=== Record extracts ===
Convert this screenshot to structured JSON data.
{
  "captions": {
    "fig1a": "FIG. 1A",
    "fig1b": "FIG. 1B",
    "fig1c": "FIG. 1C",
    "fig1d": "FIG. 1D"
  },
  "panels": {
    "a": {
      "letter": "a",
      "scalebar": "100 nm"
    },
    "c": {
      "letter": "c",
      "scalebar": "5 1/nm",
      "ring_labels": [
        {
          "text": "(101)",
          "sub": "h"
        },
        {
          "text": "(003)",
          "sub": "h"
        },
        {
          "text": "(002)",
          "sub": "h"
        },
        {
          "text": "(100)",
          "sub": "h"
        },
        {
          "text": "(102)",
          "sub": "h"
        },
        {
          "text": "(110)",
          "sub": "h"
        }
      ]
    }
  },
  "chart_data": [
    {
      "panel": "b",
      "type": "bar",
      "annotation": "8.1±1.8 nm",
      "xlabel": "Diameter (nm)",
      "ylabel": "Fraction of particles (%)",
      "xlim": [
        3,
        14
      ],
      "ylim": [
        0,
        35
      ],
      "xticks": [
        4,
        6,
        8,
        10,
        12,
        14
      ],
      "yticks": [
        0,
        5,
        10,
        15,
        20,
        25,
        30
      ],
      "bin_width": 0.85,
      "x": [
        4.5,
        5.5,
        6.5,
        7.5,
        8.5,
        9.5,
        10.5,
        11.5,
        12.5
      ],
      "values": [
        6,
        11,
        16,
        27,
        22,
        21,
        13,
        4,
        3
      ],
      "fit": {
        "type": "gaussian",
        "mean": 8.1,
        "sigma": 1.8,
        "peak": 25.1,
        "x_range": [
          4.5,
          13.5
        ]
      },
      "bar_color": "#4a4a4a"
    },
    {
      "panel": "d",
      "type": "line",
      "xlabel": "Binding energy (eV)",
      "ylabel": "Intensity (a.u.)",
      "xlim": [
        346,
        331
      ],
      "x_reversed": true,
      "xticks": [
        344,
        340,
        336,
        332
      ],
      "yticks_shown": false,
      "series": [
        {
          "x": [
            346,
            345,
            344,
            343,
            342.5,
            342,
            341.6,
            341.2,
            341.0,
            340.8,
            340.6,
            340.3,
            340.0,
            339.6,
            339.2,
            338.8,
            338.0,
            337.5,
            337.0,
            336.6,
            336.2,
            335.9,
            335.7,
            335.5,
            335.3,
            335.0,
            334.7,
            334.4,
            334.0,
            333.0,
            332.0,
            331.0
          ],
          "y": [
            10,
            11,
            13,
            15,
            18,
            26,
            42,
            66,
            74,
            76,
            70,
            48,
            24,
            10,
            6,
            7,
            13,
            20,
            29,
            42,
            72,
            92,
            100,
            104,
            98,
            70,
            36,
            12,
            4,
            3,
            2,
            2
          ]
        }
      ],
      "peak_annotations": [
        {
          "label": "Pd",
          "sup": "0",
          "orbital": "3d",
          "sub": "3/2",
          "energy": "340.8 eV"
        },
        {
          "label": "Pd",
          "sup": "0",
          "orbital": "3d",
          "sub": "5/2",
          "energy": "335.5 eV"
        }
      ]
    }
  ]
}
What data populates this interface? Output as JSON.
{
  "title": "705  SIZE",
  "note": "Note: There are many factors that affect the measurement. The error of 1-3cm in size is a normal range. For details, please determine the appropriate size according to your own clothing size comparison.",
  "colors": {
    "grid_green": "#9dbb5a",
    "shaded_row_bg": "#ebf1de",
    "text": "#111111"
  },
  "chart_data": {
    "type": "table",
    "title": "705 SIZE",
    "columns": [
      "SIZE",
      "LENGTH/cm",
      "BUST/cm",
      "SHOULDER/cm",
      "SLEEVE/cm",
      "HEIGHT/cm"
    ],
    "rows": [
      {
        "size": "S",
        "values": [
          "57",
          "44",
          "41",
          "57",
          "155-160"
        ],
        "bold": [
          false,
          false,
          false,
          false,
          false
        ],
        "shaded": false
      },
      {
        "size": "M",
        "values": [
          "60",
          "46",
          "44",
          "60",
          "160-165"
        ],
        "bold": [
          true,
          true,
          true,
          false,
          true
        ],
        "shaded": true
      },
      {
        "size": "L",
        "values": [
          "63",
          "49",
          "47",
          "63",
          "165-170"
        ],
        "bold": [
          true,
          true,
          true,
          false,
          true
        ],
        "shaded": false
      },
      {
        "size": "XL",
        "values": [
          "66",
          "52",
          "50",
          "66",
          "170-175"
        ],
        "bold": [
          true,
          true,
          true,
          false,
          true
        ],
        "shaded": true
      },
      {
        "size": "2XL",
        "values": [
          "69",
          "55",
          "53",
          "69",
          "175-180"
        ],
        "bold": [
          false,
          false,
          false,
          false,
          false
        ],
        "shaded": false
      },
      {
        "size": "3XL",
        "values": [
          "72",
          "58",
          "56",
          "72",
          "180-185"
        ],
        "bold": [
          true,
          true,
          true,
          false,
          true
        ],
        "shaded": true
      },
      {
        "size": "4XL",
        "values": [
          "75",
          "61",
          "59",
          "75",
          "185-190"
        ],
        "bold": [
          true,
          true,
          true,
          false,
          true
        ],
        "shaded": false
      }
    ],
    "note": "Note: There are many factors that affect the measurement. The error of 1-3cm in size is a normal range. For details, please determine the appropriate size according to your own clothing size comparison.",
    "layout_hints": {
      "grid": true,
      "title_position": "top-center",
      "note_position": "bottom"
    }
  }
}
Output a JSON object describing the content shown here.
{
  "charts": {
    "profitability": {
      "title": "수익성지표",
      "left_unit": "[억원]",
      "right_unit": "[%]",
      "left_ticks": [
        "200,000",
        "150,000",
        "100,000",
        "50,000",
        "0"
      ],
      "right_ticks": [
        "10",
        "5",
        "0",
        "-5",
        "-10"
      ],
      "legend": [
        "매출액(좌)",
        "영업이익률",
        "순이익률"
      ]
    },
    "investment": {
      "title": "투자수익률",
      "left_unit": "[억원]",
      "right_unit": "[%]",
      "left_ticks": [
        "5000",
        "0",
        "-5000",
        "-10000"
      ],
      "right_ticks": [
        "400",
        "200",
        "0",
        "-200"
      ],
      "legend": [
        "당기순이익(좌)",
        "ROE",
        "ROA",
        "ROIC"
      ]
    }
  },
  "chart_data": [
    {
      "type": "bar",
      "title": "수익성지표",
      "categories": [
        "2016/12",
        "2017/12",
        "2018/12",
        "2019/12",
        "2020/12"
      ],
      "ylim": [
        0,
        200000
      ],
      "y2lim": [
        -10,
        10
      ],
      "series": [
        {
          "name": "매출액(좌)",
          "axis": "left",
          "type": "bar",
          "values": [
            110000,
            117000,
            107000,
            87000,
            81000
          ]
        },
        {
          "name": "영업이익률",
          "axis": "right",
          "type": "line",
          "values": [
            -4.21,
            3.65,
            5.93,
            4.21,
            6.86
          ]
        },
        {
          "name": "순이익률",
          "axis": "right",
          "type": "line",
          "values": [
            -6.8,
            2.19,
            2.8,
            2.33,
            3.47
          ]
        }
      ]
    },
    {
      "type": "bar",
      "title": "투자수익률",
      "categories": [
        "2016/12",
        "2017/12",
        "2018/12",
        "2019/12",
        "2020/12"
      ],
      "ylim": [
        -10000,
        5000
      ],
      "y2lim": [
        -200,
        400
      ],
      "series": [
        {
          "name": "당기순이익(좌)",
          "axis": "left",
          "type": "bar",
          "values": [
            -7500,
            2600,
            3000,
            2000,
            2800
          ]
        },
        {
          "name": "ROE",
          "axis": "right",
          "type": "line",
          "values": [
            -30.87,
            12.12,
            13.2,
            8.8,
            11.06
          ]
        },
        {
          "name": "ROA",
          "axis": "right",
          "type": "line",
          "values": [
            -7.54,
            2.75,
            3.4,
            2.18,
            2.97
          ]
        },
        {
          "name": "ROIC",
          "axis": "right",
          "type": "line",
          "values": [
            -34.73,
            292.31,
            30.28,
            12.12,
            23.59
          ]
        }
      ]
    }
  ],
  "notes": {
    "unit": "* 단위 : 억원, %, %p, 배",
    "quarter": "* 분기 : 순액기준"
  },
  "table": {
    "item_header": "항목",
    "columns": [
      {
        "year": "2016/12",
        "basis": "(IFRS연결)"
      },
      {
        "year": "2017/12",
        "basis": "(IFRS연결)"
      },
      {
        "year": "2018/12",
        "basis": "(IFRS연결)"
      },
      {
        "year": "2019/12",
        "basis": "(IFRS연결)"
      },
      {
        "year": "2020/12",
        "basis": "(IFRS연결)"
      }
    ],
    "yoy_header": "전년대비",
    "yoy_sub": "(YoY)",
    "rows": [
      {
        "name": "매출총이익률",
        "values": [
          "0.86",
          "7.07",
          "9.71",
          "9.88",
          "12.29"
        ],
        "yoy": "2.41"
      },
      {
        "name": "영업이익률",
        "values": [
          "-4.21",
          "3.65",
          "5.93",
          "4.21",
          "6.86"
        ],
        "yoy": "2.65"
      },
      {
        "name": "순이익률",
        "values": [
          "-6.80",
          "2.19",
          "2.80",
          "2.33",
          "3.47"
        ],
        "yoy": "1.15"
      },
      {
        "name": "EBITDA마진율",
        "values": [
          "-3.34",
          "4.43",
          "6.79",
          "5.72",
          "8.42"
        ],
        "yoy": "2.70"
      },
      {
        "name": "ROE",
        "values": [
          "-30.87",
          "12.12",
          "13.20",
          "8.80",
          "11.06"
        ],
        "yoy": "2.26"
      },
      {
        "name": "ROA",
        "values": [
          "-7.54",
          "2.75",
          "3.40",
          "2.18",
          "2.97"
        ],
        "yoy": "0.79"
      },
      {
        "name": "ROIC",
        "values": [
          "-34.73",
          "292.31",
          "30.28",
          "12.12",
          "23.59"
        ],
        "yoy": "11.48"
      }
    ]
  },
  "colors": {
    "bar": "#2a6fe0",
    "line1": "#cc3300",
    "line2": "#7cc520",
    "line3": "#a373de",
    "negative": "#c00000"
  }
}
===
• [Instructions to follow]: Copy out every line from the records that has the word "appropriate".

• [Reply to the task]:
  "note": "Note: There are many factors that affect the measurement. The error of 1-3cm in size is a normal range. For details, please determine the appropriate size according to your own clothing size comparison.",
    "note": "Note: There are many factors that affect the measurement. The error of 1-3cm in size is a normal range. For details, please determine the appropriate size according to your own clothing size comparison.",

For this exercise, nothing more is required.